[start]

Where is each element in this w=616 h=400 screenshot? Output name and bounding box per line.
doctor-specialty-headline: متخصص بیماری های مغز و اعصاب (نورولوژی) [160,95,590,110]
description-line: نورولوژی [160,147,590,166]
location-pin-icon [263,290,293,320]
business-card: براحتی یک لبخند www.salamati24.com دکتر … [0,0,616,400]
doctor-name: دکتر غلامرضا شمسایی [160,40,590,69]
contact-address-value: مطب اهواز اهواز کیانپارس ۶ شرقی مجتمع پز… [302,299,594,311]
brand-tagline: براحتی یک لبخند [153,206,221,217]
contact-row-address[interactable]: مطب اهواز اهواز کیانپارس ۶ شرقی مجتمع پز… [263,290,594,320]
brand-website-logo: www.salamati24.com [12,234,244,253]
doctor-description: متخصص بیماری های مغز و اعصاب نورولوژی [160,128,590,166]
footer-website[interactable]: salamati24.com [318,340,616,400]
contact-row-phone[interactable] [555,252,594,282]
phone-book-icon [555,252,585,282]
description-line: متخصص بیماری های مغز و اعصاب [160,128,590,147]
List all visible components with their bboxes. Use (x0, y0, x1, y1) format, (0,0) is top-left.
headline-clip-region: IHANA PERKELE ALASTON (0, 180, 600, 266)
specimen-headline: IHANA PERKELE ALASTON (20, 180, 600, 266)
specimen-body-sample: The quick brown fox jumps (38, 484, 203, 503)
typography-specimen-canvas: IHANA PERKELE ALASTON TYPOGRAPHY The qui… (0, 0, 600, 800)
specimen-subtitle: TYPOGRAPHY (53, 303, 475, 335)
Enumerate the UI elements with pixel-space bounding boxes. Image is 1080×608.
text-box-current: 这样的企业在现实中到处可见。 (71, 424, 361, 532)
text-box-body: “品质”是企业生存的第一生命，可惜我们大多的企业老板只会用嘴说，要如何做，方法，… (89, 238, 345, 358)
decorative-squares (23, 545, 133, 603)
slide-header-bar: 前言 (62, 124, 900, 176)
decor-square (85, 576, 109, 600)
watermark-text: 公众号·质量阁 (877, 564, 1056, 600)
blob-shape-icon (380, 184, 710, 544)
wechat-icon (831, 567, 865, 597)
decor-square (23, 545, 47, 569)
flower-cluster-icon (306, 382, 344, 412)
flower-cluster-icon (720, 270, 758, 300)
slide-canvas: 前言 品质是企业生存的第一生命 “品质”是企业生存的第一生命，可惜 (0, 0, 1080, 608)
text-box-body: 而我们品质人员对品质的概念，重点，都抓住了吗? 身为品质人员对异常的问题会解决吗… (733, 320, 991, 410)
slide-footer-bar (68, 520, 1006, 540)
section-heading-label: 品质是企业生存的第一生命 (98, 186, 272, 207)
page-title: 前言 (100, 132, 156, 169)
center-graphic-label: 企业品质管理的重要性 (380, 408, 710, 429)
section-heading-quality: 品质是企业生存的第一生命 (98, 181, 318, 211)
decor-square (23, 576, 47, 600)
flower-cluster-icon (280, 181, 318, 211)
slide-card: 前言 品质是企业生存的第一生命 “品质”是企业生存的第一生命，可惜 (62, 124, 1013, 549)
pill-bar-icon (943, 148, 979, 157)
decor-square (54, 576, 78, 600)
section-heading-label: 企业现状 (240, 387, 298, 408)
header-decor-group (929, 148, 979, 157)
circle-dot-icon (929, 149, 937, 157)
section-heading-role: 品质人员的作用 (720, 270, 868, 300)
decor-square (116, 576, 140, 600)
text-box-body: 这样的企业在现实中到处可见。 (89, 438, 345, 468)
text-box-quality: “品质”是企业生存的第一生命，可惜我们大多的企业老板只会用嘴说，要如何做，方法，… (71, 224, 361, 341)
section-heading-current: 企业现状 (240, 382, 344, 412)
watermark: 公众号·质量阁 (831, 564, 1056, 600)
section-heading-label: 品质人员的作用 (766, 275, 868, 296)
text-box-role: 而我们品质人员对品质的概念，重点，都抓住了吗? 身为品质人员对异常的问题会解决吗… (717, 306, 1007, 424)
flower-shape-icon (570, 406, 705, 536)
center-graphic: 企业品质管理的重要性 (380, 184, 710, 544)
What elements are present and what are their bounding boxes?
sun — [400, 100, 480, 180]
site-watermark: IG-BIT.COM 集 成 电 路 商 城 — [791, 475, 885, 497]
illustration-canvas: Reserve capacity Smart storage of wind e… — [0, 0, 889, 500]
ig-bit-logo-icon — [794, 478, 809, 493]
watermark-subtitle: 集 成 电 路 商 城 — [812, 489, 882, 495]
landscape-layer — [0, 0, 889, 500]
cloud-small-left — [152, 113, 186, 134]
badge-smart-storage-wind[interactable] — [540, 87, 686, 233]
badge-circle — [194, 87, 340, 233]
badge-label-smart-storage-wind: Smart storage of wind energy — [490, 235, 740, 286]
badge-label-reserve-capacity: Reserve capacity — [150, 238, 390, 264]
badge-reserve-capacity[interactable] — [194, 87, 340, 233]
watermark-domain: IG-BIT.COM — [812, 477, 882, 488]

[end]

_TASK INSTRUCTIONS_.
Please reproduce the listing above with each "decor-square" switched to "accent-square" and every other line left unchanged.

_RIGHT ANSWER_.
Where is each element in this w=616 h=400 screenshot? Output name and bounding box per line.
doctor-specialty-headline: متخصص بیماری های مغز و اعصاب (نورولوژی) [160,95,590,110]
description-line: نورولوژی [160,147,590,166]
location-pin-icon [263,290,293,320]
business-card: براحتی یک لبخند www.salamati24.com دکتر … [0,0,616,400]
doctor-name: دکتر غلامرضا شمسایی [160,40,590,69]
contact-address-value: مطب اهواز اهواز کیانپارس ۶ شرقی مجتمع پز… [302,299,594,311]
brand-tagline: براحتی یک لبخند [153,206,221,217]
contact-row-address[interactable]: مطب اهواز اهواز کیانپارس ۶ شرقی مجتمع پز… [263,290,594,320]
brand-website-logo: www.salamati24.com [12,234,244,253]
doctor-description: متخصص بیماری های مغز و اعصاب نورولوژی [160,128,590,166]
footer-website[interactable]: salamati24.com [318,340,616,400]
contact-row-phone[interactable] [555,252,594,282]
phone-book-icon [555,252,585,282]
description-line: متخصص بیماری های مغز و اعصاب [160,128,590,147]
List all visible components with their bboxes. Use (x0, y0, x1, y1) format, (0,0) is top-left.
headline-clip-region: IHANA PERKELE ALASTON (0, 180, 600, 266)
specimen-headline: IHANA PERKELE ALASTON (20, 180, 600, 266)
specimen-body-sample: The quick brown fox jumps (38, 484, 203, 503)
typography-specimen-canvas: IHANA PERKELE ALASTON TYPOGRAPHY The qui… (0, 0, 600, 800)
specimen-subtitle: TYPOGRAPHY (53, 303, 475, 335)
Enumerate the UI elements with pixel-space bounding boxes. Image is 1080×608.
text-box-current: 这样的企业在现实中到处可见。 (71, 424, 361, 532)
text-box-body: “品质”是企业生存的第一生命，可惜我们大多的企业老板只会用嘴说，要如何做，方法，… (89, 238, 345, 358)
decorative-squares (23, 545, 133, 603)
slide-header-bar: 前言 (62, 124, 900, 176)
accent-square (85, 576, 109, 600)
watermark-text: 公众号·质量阁 (877, 564, 1056, 600)
blob-shape-icon (380, 184, 710, 544)
wechat-icon (831, 567, 865, 597)
accent-square (23, 545, 47, 569)
flower-cluster-icon (306, 382, 344, 412)
flower-cluster-icon (720, 270, 758, 300)
slide-canvas: 前言 品质是企业生存的第一生命 “品质”是企业生存的第一生命，可惜 (0, 0, 1080, 608)
text-box-body: 而我们品质人员对品质的概念，重点，都抓住了吗? 身为品质人员对异常的问题会解决吗… (733, 320, 991, 410)
slide-footer-bar (68, 520, 1006, 540)
section-heading-label: 品质是企业生存的第一生命 (98, 186, 272, 207)
page-title: 前言 (100, 132, 156, 169)
center-graphic-label: 企业品质管理的重要性 (380, 408, 710, 429)
section-heading-quality: 品质是企业生存的第一生命 (98, 181, 318, 211)
accent-square (23, 576, 47, 600)
flower-cluster-icon (280, 181, 318, 211)
slide-card: 前言 品质是企业生存的第一生命 “品质”是企业生存的第一生命，可惜 (62, 124, 1013, 549)
pill-bar-icon (943, 148, 979, 157)
accent-square (54, 576, 78, 600)
section-heading-label: 企业现状 (240, 387, 298, 408)
header-decor-group (929, 148, 979, 157)
circle-dot-icon (929, 149, 937, 157)
section-heading-role: 品质人员的作用 (720, 270, 868, 300)
accent-square (116, 576, 140, 600)
text-box-body: 这样的企业在现实中到处可见。 (89, 438, 345, 468)
text-box-quality: “品质”是企业生存的第一生命，可惜我们大多的企业老板只会用嘴说，要如何做，方法，… (71, 224, 361, 341)
section-heading-current: 企业现状 (240, 382, 344, 412)
watermark: 公众号·质量阁 (831, 564, 1056, 600)
section-heading-label: 品质人员的作用 (766, 275, 868, 296)
text-box-role: 而我们品质人员对品质的概念，重点，都抓住了吗? 身为品质人员对异常的问题会解决吗… (717, 306, 1007, 424)
flower-shape-icon (570, 406, 705, 536)
center-graphic: 企业品质管理的重要性 (380, 184, 710, 544)
What elements are present and what are their bounding boxes?
sun — [400, 100, 480, 180]
site-watermark: IG-BIT.COM 集 成 电 路 商 城 — [791, 475, 885, 497]
illustration-canvas: Reserve capacity Smart storage of wind e… — [0, 0, 889, 500]
ig-bit-logo-icon — [794, 478, 809, 493]
watermark-subtitle: 集 成 电 路 商 城 — [812, 489, 882, 495]
landscape-layer — [0, 0, 889, 500]
cloud-small-left — [152, 113, 186, 134]
badge-smart-storage-wind[interactable] — [540, 87, 686, 233]
badge-circle — [194, 87, 340, 233]
badge-label-smart-storage-wind: Smart storage of wind energy — [490, 235, 740, 286]
badge-label-reserve-capacity: Reserve capacity — [150, 238, 390, 264]
badge-reserve-capacity[interactable] — [194, 87, 340, 233]
watermark-domain: IG-BIT.COM — [812, 477, 882, 488]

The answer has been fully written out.